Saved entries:
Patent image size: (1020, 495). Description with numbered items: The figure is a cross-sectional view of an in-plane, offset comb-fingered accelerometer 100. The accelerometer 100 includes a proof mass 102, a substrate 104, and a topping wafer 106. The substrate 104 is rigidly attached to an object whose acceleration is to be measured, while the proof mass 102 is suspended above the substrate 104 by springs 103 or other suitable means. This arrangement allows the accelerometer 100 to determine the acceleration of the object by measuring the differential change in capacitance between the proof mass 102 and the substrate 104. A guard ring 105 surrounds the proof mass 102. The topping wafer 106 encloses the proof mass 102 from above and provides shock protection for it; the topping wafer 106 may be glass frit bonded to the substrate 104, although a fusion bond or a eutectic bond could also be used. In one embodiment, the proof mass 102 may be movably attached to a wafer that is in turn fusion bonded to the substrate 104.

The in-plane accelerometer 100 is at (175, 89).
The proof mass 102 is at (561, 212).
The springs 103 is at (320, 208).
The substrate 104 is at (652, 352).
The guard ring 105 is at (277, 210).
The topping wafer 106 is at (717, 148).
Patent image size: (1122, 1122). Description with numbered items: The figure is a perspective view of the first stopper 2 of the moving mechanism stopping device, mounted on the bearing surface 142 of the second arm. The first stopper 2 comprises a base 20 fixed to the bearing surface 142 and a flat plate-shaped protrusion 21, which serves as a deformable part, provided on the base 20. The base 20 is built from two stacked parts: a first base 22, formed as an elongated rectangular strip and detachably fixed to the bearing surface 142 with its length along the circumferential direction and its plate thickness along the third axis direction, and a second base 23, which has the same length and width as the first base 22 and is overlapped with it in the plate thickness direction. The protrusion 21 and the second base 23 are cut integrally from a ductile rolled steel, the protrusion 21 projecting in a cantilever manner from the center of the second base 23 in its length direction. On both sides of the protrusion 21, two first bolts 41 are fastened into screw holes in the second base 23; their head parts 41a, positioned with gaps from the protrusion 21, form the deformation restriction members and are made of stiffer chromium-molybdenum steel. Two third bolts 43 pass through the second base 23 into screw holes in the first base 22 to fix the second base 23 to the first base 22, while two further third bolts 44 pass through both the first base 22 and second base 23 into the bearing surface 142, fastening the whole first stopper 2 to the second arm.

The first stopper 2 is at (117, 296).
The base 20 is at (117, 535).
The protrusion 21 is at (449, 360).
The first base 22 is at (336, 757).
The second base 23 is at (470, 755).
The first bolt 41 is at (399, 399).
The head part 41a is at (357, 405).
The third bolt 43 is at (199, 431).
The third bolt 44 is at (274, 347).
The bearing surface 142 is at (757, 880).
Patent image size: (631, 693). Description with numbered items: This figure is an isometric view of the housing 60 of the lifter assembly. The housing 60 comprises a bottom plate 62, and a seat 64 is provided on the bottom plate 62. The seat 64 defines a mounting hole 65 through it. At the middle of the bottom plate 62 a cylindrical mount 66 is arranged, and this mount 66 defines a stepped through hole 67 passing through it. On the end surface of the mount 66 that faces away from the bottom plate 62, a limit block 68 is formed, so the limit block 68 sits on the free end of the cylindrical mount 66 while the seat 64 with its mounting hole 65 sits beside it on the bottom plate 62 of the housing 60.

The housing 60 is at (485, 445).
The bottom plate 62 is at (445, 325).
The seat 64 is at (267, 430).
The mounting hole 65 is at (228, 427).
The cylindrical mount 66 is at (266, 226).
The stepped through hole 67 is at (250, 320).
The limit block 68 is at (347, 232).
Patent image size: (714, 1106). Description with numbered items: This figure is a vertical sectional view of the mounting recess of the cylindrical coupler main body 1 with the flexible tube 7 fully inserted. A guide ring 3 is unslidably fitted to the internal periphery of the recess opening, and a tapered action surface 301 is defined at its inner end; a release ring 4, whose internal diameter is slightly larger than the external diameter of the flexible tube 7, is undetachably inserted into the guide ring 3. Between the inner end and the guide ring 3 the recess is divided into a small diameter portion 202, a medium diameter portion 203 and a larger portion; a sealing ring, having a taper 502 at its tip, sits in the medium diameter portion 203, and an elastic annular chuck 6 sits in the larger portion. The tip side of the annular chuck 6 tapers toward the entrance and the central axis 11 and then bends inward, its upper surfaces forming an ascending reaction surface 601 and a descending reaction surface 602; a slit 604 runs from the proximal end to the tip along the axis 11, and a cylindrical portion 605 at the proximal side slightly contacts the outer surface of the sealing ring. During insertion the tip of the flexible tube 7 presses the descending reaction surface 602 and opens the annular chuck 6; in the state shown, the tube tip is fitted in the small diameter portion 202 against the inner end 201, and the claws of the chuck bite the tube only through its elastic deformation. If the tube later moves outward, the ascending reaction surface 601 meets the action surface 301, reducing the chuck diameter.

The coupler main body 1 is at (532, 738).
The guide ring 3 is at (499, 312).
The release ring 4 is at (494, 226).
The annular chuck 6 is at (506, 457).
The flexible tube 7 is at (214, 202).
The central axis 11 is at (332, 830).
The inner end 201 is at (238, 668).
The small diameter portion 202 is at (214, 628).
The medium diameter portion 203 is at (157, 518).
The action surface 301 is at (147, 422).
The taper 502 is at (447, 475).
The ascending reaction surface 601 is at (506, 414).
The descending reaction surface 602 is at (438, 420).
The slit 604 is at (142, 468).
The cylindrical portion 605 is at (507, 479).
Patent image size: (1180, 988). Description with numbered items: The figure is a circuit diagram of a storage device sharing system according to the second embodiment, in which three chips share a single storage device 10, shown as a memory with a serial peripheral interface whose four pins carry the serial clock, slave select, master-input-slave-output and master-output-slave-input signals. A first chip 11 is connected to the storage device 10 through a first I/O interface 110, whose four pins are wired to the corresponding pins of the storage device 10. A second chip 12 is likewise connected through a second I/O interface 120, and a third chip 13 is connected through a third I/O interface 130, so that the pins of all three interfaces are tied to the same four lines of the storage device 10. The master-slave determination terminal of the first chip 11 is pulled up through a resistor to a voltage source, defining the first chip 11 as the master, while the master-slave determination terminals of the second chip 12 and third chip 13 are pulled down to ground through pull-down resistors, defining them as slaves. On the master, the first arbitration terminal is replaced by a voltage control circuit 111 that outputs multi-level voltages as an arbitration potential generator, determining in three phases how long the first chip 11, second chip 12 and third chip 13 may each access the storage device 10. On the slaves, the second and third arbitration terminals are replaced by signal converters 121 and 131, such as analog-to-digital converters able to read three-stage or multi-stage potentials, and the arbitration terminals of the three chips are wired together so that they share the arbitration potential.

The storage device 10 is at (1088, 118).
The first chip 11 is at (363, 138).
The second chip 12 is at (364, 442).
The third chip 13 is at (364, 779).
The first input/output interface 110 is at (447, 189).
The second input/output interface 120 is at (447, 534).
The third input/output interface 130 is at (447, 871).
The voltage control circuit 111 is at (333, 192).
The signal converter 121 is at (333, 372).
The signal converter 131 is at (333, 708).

GIVEN EXERCISE =
Can you output every line of the material above word for word, with nothing changed?

CORRECT RESPONSE =
Patent image size: (1020, 495). Description with numbered items: The figure is a cross-sectional view of an in-plane, offset comb-fingered accelerometer 100. The accelerometer 100 includes a proof mass 102, a substrate 104, and a topping wafer 106. The substrate 104 is rigidly attached to an object whose acceleration is to be measured, while the proof mass 102 is suspended above the substrate 104 by springs 103 or other suitable means. This arrangement allows the accelerometer 100 to determine the acceleration of the object by measuring the differential change in capacitance between the proof mass 102 and the substrate 104. A guard ring 105 surrounds the proof mass 102. The topping wafer 106 encloses the proof mass 102 from above and provides shock protection for it; the topping wafer 106 may be glass frit bonded to the substrate 104, although a fusion bond or a eutectic bond could also be used. In one embodiment, the proof mass 102 may be movably attached to a wafer that is in turn fusion bonded to the substrate 104.

The in-plane accelerometer 100 is at (175, 89).
The proof mass 102 is at (561, 212).
The springs 103 is at (320, 208).
The substrate 104 is at (652, 352).
The guard ring 105 is at (277, 210).
The topping wafer 106 is at (717, 148).
Patent image size: (1122, 1122). Description with numbered items: The figure is a perspective view of the first stopper 2 of the moving mechanism stopping device, mounted on the bearing surface 142 of the second arm. The first stopper 2 comprises a base 20 fixed to the bearing surface 142 and a flat plate-shaped protrusion 21, which serves as a deformable part, provided on the base 20. The base 20 is built from two stacked parts: a first base 22, formed as an elongated rectangular strip and detachably fixed to the bearing surface 142 with its length along the circumferential direction and its plate thickness along the third axis direction, and a second base 23, which has the same length and width as the first base 22 and is overlapped with it in the plate thickness direction. The protrusion 21 and the second base 23 are cut integrally from a ductile rolled steel, the protrusion 21 projecting in a cantilever manner from the center of the second base 23 in its length direction. On both sides of the protrusion 21, two first bolts 41 are fastened into screw holes in the second base 23; their head parts 41a, positioned with gaps from the protrusion 21, form the deformation restriction members and are made of stiffer chromium-molybdenum steel. Two third bolts 43 pass through the second base 23 into screw holes in the first base 22 to fix the second base 23 to the first base 22, while two further third bolts 44 pass through both the first base 22 and second base 23 into the bearing surface 142, fastening the whole first stopper 2 to the second arm.

The first stopper 2 is at (117, 296).
The base 20 is at (117, 535).
The protrusion 21 is at (449, 360).
The first base 22 is at (336, 757).
The second base 23 is at (470, 755).
The first bolt 41 is at (399, 399).
The head part 41a is at (357, 405).
The third bolt 43 is at (199, 431).
The third bolt 44 is at (274, 347).
The bearing surface 142 is at (757, 880).
Patent image size: (631, 693). Description with numbered items: This figure is an isometric view of the housing 60 of the lifter assembly. The housing 60 comprises a bottom plate 62, and a seat 64 is provided on the bottom plate 62. The seat 64 defines a mounting hole 65 through it. At the middle of the bottom plate 62 a cylindrical mount 66 is arranged, and this mount 66 defines a stepped through hole 67 passing through it. On the end surface of the mount 66 that faces away from the bottom plate 62, a limit block 68 is formed, so the limit block 68 sits on the free end of the cylindrical mount 66 while the seat 64 with its mounting hole 65 sits beside it on the bottom plate 62 of the housing 60.

The housing 60 is at (485, 445).
The bottom plate 62 is at (445, 325).
The seat 64 is at (267, 430).
The mounting hole 65 is at (228, 427).
The cylindrical mount 66 is at (266, 226).
The stepped through hole 67 is at (250, 320).
The limit block 68 is at (347, 232).
Patent image size: (714, 1106). Description with numbered items: This figure is a vertical sectional view of the mounting recess of the cylindrical coupler main body 1 with the flexible tube 7 fully inserted. A guide ring 3 is unslidably fitted to the internal periphery of the recess opening, and a tapered action surface 301 is defined at its inner end; a release ring 4, whose internal diameter is slightly larger than the external diameter of the flexible tube 7, is undetachably inserted into the guide ring 3. Between the inner end and the guide ring 3 the recess is divided into a small diameter portion 202, a medium diameter portion 203 and a larger portion; a sealing ring, having a taper 502 at its tip, sits in the medium diameter portion 203, and an elastic annular chuck 6 sits in the larger portion. The tip side of the annular chuck 6 tapers toward the entrance and the central axis 11 and then bends inward, its upper surfaces forming an ascending reaction surface 601 and a descending reaction surface 602; a slit 604 runs from the proximal end to the tip along the axis 11, and a cylindrical portion 605 at the proximal side slightly contacts the outer surface of the sealing ring. During insertion the tip of the flexible tube 7 presses the descending reaction surface 602 and opens the annular chuck 6; in the state shown, the tube tip is fitted in the small diameter portion 202 against the inner end 201, and the claws of the chuck bite the tube only through its elastic deformation. If the tube later moves outward, the ascending reaction surface 601 meets the action surface 301, reducing the chuck diameter.

The coupler main body 1 is at (532, 738).
The guide ring 3 is at (499, 312).
The release ring 4 is at (494, 226).
The annular chuck 6 is at (506, 457).
The flexible tube 7 is at (214, 202).
The central axis 11 is at (332, 830).
The inner end 201 is at (238, 668).
The small diameter portion 202 is at (214, 628).
The medium diameter portion 203 is at (157, 518).
The action surface 301 is at (147, 422).
The taper 502 is at (447, 475).
The ascending reaction surface 601 is at (506, 414).
The descending reaction surface 602 is at (438, 420).
The slit 604 is at (142, 468).
The cylindrical portion 605 is at (507, 479).
Patent image size: (1180, 988). Description with numbered items: The figure is a circuit diagram of a storage device sharing system according to the second embodiment, in which three chips share a single storage device 10, shown as a memory with a serial peripheral interface whose four pins carry the serial clock, slave select, master-input-slave-output and master-output-slave-input signals. A first chip 11 is connected to the storage device 10 through a first I/O interface 110, whose four pins are wired to the corresponding pins of the storage device 10. A second chip 12 is likewise connected through a second I/O interface 120, and a third chip 13 is connected through a third I/O interface 130, so that the pins of all three interfaces are tied to the same four lines of the storage device 10. The master-slave determination terminal of the first chip 11 is pulled up through a resistor to a voltage source, defining the first chip 11 as the master, while the master-slave determination terminals of the second chip 12 and third chip 13 are pulled down to ground through pull-down resistors, defining them as slaves. On the master, the first arbitration terminal is replaced by a voltage control circuit 111 that outputs multi-level voltages as an arbitration potential generator, determining in three phases how long the first chip 11, second chip 12 and third chip 13 may each access the storage device 10. On the slaves, the second and third arbitration terminals are replaced by signal converters 121 and 131, such as analog-to-digital converters able to read three-stage or multi-stage potentials, and the arbitration terminals of the three chips are wired together so that they share the arbitration potential.

The storage device 10 is at (1088, 118).
The first chip 11 is at (363, 138).
The second chip 12 is at (364, 442).
The third chip 13 is at (364, 779).
The first input/output interface 110 is at (447, 189).
The second input/output interface 120 is at (447, 534).
The third input/output interface 130 is at (447, 871).
The voltage control circuit 111 is at (333, 192).
The signal converter 121 is at (333, 372).
The signal converter 131 is at (333, 708).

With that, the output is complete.